> [Given task] Draw out every line with the word "Predicted" from the listing below.

* Start Excerpted data *

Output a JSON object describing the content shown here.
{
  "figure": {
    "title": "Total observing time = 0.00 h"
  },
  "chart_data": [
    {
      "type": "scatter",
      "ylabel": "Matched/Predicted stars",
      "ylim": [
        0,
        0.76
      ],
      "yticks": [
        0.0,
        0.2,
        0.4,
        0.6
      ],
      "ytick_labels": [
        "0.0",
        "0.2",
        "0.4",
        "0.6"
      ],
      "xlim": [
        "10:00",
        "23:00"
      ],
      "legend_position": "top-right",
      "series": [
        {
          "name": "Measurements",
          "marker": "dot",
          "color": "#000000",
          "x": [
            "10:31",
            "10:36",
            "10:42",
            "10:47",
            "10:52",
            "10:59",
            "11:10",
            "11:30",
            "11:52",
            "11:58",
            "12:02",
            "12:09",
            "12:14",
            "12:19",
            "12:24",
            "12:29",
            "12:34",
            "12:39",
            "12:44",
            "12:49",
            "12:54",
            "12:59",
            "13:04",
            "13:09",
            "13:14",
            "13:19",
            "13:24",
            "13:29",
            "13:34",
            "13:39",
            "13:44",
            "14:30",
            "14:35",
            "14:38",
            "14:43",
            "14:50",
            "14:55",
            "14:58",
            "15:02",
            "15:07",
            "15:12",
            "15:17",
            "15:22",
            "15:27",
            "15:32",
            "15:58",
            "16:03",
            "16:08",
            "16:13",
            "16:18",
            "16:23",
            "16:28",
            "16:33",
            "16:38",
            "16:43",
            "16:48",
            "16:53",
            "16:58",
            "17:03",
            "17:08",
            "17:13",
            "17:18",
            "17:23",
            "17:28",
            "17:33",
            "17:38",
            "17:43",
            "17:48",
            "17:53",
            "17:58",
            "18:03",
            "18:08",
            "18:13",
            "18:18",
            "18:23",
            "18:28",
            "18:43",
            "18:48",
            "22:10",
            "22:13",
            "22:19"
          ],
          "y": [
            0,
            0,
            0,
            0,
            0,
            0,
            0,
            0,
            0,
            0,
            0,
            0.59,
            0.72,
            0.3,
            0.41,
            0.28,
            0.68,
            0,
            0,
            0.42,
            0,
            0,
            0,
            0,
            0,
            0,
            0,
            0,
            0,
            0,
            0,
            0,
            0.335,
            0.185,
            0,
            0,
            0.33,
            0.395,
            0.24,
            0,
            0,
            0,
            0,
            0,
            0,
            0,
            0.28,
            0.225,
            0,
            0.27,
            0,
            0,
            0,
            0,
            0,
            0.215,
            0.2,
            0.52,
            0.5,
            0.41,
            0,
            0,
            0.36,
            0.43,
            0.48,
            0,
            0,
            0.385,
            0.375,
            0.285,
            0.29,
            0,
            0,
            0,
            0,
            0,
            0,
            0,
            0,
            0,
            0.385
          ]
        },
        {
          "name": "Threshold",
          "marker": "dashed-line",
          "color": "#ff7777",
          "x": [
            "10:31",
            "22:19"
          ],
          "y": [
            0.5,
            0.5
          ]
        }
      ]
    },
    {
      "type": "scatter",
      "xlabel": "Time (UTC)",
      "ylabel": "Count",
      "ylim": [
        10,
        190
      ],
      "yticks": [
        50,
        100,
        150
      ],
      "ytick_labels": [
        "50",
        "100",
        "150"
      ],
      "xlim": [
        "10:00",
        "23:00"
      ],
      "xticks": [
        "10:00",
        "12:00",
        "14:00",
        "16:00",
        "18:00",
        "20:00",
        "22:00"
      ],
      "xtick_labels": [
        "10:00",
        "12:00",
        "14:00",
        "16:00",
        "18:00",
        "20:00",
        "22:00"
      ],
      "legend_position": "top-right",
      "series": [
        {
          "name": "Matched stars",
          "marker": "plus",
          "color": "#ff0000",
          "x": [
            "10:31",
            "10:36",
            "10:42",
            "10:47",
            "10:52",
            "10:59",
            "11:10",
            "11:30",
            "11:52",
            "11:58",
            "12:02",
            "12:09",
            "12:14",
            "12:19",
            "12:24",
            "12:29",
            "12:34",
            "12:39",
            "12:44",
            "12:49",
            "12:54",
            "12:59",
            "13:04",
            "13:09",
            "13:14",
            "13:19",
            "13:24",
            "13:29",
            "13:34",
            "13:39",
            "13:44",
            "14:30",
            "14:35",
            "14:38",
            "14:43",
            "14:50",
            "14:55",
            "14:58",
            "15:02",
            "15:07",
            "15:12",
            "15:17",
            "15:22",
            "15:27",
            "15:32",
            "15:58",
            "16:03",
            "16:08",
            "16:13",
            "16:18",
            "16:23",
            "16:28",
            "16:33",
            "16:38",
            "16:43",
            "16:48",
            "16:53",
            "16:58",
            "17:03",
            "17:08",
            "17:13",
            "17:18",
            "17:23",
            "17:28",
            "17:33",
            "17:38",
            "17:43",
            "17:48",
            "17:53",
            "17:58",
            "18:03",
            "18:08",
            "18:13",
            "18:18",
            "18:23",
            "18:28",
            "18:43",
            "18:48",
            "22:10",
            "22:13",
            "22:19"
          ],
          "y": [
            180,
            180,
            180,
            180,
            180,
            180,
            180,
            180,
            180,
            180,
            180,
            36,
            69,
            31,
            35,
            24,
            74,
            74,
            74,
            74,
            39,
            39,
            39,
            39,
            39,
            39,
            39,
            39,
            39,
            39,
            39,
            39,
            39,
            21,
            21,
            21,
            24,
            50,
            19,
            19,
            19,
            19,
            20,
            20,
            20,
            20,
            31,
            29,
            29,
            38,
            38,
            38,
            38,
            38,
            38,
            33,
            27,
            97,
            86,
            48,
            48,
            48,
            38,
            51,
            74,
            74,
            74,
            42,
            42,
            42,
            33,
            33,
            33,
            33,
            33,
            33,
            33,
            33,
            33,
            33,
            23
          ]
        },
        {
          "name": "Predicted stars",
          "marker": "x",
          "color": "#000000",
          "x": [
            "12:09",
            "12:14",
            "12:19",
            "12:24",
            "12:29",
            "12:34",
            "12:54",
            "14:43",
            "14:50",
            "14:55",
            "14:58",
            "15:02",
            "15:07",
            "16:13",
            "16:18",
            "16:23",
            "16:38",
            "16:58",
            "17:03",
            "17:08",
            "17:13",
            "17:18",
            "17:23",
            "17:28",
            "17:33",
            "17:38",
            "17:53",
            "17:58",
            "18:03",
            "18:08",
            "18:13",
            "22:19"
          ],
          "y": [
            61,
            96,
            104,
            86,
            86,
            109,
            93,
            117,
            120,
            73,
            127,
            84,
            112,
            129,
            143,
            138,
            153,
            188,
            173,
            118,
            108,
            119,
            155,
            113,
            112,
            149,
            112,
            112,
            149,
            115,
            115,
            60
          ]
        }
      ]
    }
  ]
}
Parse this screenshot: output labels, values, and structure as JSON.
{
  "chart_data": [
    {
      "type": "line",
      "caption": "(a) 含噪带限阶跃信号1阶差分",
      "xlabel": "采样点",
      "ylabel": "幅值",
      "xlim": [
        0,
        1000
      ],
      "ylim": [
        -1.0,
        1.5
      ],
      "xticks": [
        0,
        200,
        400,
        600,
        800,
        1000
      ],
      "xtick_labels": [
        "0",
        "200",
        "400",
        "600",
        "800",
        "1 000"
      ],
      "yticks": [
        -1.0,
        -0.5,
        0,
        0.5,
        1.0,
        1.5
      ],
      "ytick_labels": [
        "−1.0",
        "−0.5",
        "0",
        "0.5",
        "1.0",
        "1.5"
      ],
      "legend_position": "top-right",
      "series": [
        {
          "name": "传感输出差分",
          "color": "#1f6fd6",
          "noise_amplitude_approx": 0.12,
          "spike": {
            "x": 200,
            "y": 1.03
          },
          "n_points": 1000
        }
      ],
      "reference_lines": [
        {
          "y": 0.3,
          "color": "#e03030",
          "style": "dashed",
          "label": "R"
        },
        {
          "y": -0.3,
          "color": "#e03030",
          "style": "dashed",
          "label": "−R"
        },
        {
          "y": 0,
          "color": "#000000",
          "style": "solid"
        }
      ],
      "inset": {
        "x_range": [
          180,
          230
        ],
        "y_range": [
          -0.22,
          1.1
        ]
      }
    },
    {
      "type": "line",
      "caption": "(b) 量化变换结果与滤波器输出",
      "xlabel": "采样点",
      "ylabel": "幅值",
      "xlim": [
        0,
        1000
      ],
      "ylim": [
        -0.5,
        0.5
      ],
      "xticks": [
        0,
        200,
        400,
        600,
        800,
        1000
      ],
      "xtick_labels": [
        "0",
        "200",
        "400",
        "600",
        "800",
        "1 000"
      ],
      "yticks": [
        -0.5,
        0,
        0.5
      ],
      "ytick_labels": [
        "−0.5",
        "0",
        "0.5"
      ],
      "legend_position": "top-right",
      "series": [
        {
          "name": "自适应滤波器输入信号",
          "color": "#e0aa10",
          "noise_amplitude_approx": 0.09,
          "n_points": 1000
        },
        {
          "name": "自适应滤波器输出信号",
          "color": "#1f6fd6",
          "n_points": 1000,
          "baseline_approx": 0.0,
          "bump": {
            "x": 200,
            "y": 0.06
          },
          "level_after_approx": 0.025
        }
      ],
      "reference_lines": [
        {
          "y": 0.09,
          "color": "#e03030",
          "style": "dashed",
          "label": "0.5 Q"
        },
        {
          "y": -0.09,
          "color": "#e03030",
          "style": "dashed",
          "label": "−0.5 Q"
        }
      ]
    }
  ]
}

* End Excerpted data *

> [Finished task]
      "ylabel": "Matched/Predicted stars",
          "name": "Predicted stars",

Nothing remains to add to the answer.